Data lines:
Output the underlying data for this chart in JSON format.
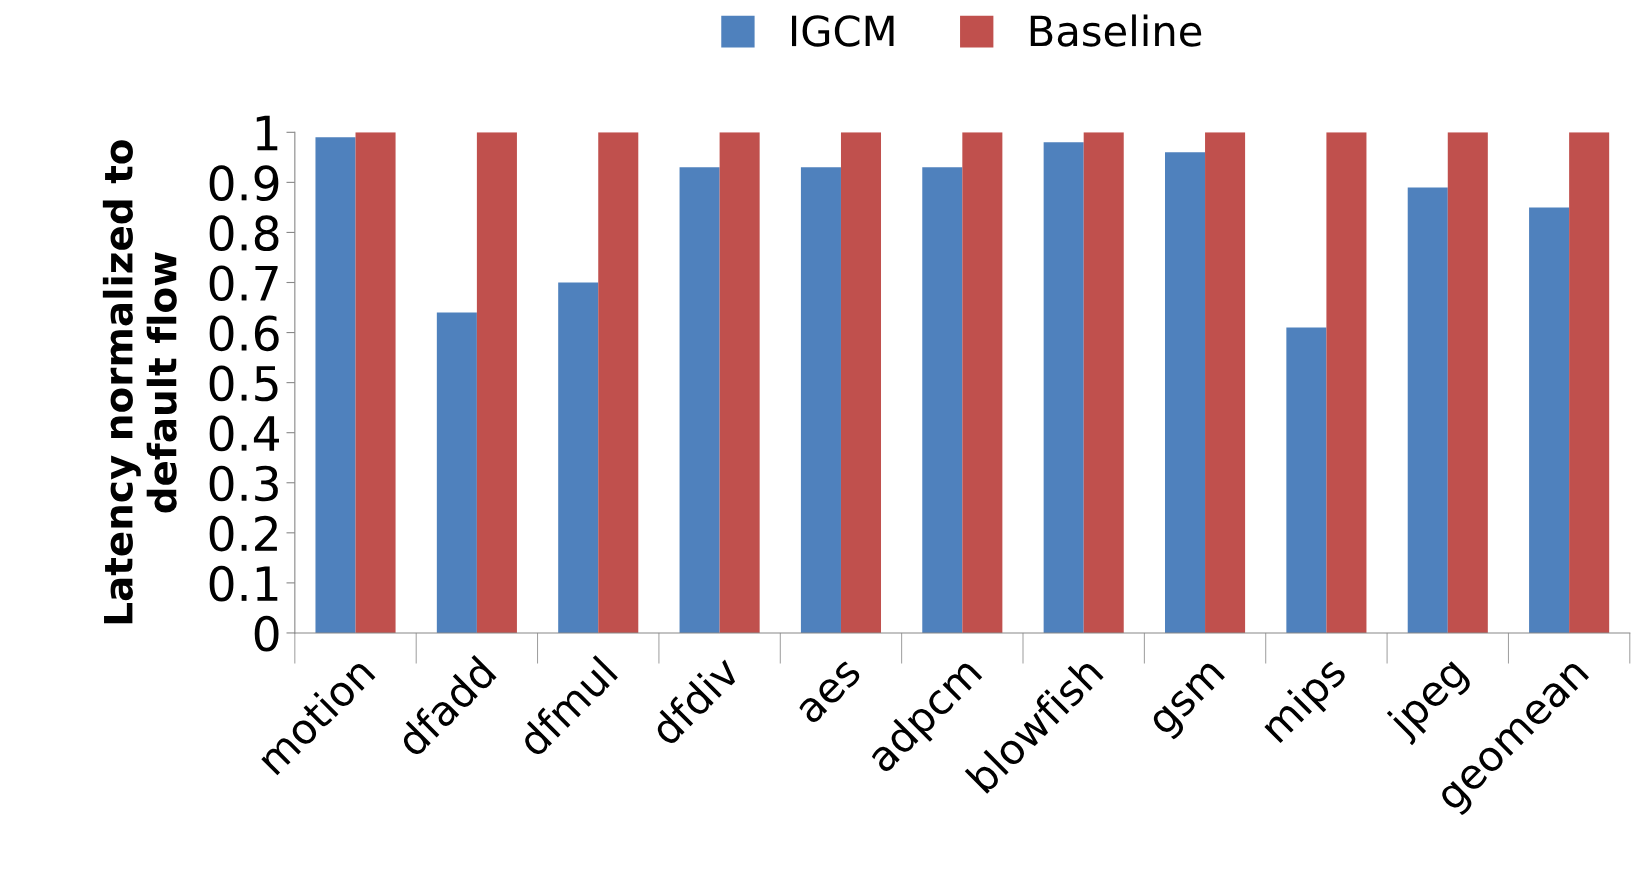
{
  "chart_data": {
    "type": "bar",
    "ylabel": "Latency normalized to\ndefault flow",
    "categories": [
      "motion",
      "dfadd",
      "dfmul",
      "dfdiv",
      "aes",
      "adpcm",
      "blowfish",
      "gsm",
      "mips",
      "jpeg",
      "geomean"
    ],
    "series": [
      {
        "name": "IGCM",
        "color": "#4f81bd",
        "values": [
          0.99,
          0.64,
          0.7,
          0.93,
          0.93,
          0.93,
          0.98,
          0.96,
          0.61,
          0.89,
          0.85
        ]
      },
      {
        "name": "Baseline",
        "color": "#c0504d",
        "values": [
          1,
          1,
          1,
          1,
          1,
          1,
          1,
          1,
          1,
          1,
          1
        ]
      }
    ],
    "ylim": [
      0,
      1
    ],
    "yticks": [
      0,
      0.1,
      0.2,
      0.3,
      0.4,
      0.5,
      0.6,
      0.7,
      0.8,
      0.9,
      1
    ],
    "grid": false,
    "legend": "top"
  }
}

What you have to do:
Drop the images and quote the entries word for word.

In response:
Output the underlying data for this chart in JSON format.
{
  "chart_data": {
    "type": "bar",
    "ylabel": "Latency normalized to\ndefault flow",
    "categories": [
      "motion",
      "dfadd",
      "dfmul",
      "dfdiv",
      "aes",
      "adpcm",
      "blowfish",
      "gsm",
      "mips",
      "jpeg",
      "geomean"
    ],
    "series": [
      {
        "name": "IGCM",
        "color": "#4f81bd",
        "values": [
          0.99,
          0.64,
          0.7,
          0.93,
          0.93,
          0.93,
          0.98,
          0.96,
          0.61,
          0.89,
          0.85
        ]
      },
      {
        "name": "Baseline",
        "color": "#c0504d",
        "values": [
          1,
          1,
          1,
          1,
          1,
          1,
          1,
          1,
          1,
          1,
          1
        ]
      }
    ],
    "ylim": [
      0,
      1
    ],
    "yticks": [
      0,
      0.1,
      0.2,
      0.3,
      0.4,
      0.5,
      0.6,
      0.7,
      0.8,
      0.9,
      1
    ],
    "grid": false,
    "legend": "top"
  }
}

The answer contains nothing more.